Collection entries

-=-=-

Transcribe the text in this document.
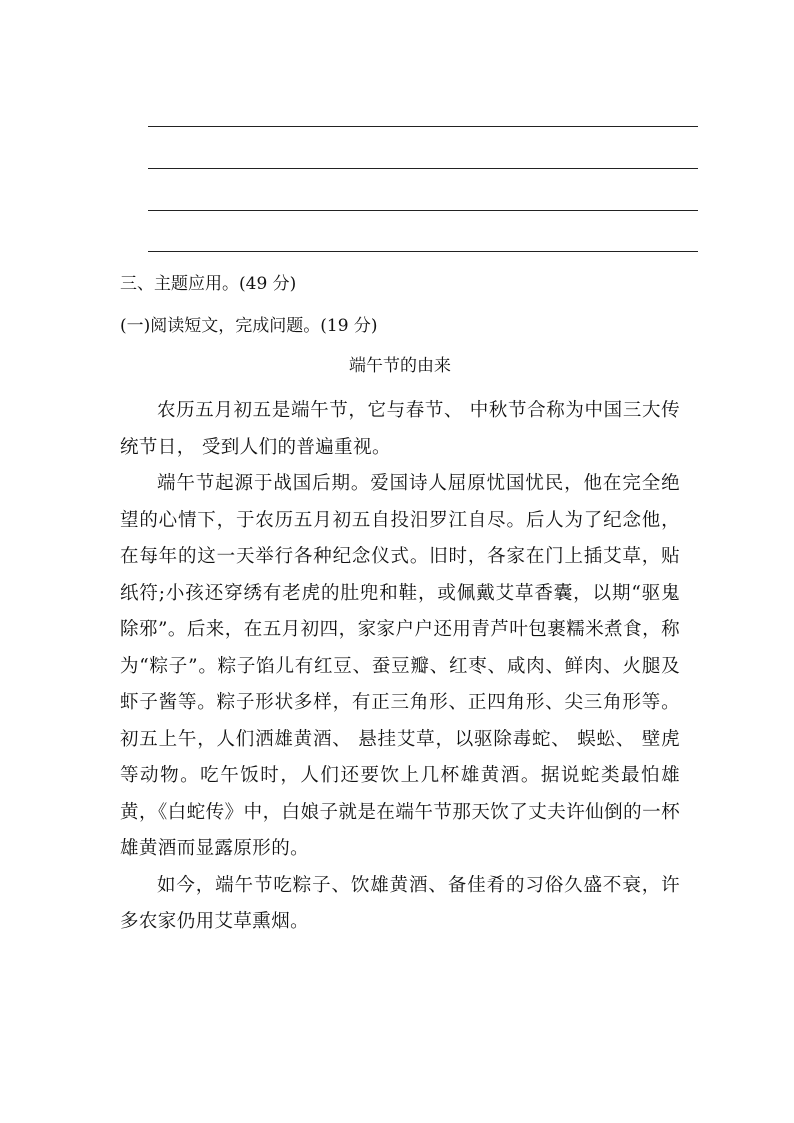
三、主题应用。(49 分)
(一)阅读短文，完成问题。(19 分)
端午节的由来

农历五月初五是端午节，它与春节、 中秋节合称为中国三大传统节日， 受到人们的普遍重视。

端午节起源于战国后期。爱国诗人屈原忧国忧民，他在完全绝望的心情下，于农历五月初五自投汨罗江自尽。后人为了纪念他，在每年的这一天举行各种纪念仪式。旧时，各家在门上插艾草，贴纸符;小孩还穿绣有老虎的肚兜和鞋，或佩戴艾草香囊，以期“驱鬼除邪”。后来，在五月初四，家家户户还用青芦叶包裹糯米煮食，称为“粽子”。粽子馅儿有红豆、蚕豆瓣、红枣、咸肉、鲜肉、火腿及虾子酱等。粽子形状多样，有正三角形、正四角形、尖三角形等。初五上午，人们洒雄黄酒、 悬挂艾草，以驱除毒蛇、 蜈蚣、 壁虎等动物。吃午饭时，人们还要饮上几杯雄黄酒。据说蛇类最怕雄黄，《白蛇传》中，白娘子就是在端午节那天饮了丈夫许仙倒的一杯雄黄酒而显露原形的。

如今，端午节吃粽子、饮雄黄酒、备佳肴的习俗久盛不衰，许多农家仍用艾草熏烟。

-=-=-

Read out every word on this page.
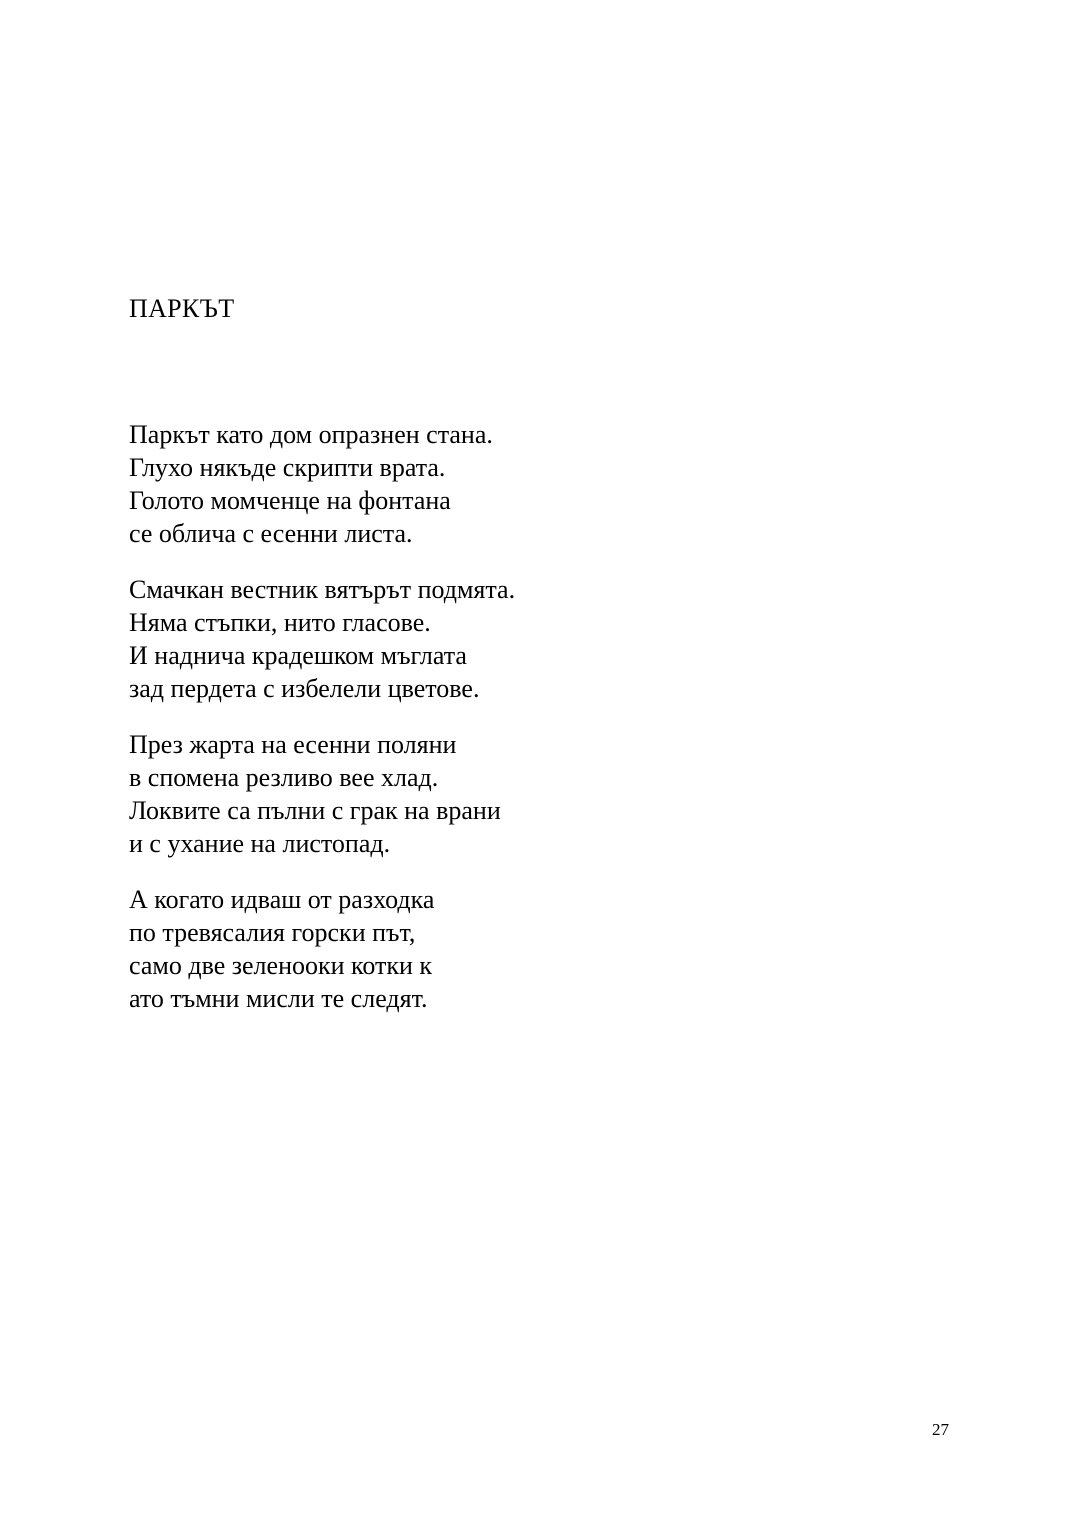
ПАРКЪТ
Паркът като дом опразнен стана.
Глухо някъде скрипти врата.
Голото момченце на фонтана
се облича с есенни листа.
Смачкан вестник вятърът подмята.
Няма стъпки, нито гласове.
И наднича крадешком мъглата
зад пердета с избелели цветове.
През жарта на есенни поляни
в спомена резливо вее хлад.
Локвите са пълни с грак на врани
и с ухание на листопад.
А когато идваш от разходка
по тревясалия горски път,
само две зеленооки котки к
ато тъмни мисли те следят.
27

-=-=-

* [To be done]
Return, from the data, each line that has the word "есенни" in it.

* [Final result]
се облича с есенни листа.
През жарта на есенни поляни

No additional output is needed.